GIVEN INSTRUCTION
Copy each line exactly. Leave nothing out.

EXTRACTED RECORDS
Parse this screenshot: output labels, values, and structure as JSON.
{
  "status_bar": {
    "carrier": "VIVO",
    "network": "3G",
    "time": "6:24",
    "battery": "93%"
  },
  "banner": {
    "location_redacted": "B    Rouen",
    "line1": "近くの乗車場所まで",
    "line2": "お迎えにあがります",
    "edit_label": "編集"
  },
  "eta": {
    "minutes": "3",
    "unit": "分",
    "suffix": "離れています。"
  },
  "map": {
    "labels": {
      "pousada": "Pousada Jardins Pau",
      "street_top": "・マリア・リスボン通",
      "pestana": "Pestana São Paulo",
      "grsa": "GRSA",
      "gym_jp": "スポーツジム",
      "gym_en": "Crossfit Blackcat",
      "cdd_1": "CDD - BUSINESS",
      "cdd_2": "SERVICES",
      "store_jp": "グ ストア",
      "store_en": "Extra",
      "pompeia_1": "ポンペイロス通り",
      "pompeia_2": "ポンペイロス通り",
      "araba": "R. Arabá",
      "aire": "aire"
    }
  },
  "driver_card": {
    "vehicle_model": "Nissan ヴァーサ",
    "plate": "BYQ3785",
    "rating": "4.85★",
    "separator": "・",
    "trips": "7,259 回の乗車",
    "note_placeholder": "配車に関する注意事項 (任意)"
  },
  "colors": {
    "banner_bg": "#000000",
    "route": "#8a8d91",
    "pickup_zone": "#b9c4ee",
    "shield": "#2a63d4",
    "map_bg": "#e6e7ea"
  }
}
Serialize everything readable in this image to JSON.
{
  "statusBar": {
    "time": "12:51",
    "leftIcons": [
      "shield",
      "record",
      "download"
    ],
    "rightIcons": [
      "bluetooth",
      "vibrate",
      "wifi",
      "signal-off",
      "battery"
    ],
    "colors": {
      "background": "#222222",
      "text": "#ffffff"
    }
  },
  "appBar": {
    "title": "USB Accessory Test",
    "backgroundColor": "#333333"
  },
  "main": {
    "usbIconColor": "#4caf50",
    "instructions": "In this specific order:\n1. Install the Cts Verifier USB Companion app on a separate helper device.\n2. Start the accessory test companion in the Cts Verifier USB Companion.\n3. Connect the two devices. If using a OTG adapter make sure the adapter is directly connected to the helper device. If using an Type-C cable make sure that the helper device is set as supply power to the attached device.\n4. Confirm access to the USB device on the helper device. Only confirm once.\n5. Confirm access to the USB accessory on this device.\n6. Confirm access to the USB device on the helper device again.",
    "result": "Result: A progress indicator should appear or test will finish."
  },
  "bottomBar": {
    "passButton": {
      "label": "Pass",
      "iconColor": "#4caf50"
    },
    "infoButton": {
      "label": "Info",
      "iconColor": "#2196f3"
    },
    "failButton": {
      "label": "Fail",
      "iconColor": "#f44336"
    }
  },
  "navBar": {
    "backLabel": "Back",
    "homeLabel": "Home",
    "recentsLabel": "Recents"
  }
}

TASK OUTPUT
Parse this screenshot: output labels, values, and structure as JSON.
{
  "status_bar": {
    "carrier": "VIVO",
    "network": "3G",
    "time": "6:24",
    "battery": "93%"
  },
  "banner": {
    "location_redacted": "B    Rouen",
    "line1": "近くの乗車場所まで",
    "line2": "お迎えにあがります",
    "edit_label": "編集"
  },
  "eta": {
    "minutes": "3",
    "unit": "分",
    "suffix": "離れています。"
  },
  "map": {
    "labels": {
      "pousada": "Pousada Jardins Pau",
      "street_top": "・マリア・リスボン通",
      "pestana": "Pestana São Paulo",
      "grsa": "GRSA",
      "gym_jp": "スポーツジム",
      "gym_en": "Crossfit Blackcat",
      "cdd_1": "CDD - BUSINESS",
      "cdd_2": "SERVICES",
      "store_jp": "グ ストア",
      "store_en": "Extra",
      "pompeia_1": "ポンペイロス通り",
      "pompeia_2": "ポンペイロス通り",
      "araba": "R. Arabá",
      "aire": "aire"
    }
  },
  "driver_card": {
    "vehicle_model": "Nissan ヴァーサ",
    "plate": "BYQ3785",
    "rating": "4.85★",
    "separator": "・",
    "trips": "7,259 回の乗車",
    "note_placeholder": "配車に関する注意事項 (任意)"
  },
  "colors": {
    "banner_bg": "#000000",
    "route": "#8a8d91",
    "pickup_zone": "#b9c4ee",
    "shield": "#2a63d4",
    "map_bg": "#e6e7ea"
  }
}
Serialize everything readable in this image to JSON.
{
  "statusBar": {
    "time": "12:51",
    "leftIcons": [
      "shield",
      "record",
      "download"
    ],
    "rightIcons": [
      "bluetooth",
      "vibrate",
      "wifi",
      "signal-off",
      "battery"
    ],
    "colors": {
      "background": "#222222",
      "text": "#ffffff"
    }
  },
  "appBar": {
    "title": "USB Accessory Test",
    "backgroundColor": "#333333"
  },
  "main": {
    "usbIconColor": "#4caf50",
    "instructions": "In this specific order:\n1. Install the Cts Verifier USB Companion app on a separate helper device.\n2. Start the accessory test companion in the Cts Verifier USB Companion.\n3. Connect the two devices. If using a OTG adapter make sure the adapter is directly connected to the helper device. If using an Type-C cable make sure that the helper device is set as supply power to the attached device.\n4. Confirm access to the USB device on the helper device. Only confirm once.\n5. Confirm access to the USB accessory on this device.\n6. Confirm access to the USB device on the helper device again.",
    "result": "Result: A progress indicator should appear or test will finish."
  },
  "bottomBar": {
    "passButton": {
      "label": "Pass",
      "iconColor": "#4caf50"
    },
    "infoButton": {
      "label": "Info",
      "iconColor": "#2196f3"
    },
    "failButton": {
      "label": "Fail",
      "iconColor": "#f44336"
    }
  },
  "navBar": {
    "backLabel": "Back",
    "homeLabel": "Home",
    "recentsLabel": "Recents"
  }
}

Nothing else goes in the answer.